Saved data entries

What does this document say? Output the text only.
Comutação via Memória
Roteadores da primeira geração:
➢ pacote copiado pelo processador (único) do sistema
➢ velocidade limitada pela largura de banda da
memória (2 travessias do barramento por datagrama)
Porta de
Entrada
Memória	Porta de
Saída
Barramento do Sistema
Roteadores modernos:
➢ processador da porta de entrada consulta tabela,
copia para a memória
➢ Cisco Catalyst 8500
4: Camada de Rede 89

■ **WHAT YOU ARE ASKED TO DO**:
All of the entries above should be written out again exactly.

■ **SOLVED PROBLEM**:
What does this document say? Output the text only.
Comutação via Memória
Roteadores da primeira geração:
➢ pacote copiado pelo processador (único) do sistema
➢ velocidade limitada pela largura de banda da
memória (2 travessias do barramento por datagrama)
Porta de
Entrada
Memória	Porta de
Saída
Barramento do Sistema
Roteadores modernos:
➢ processador da porta de entrada consulta tabela,
copia para a memória
➢ Cisco Catalyst 8500
4: Camada de Rede 89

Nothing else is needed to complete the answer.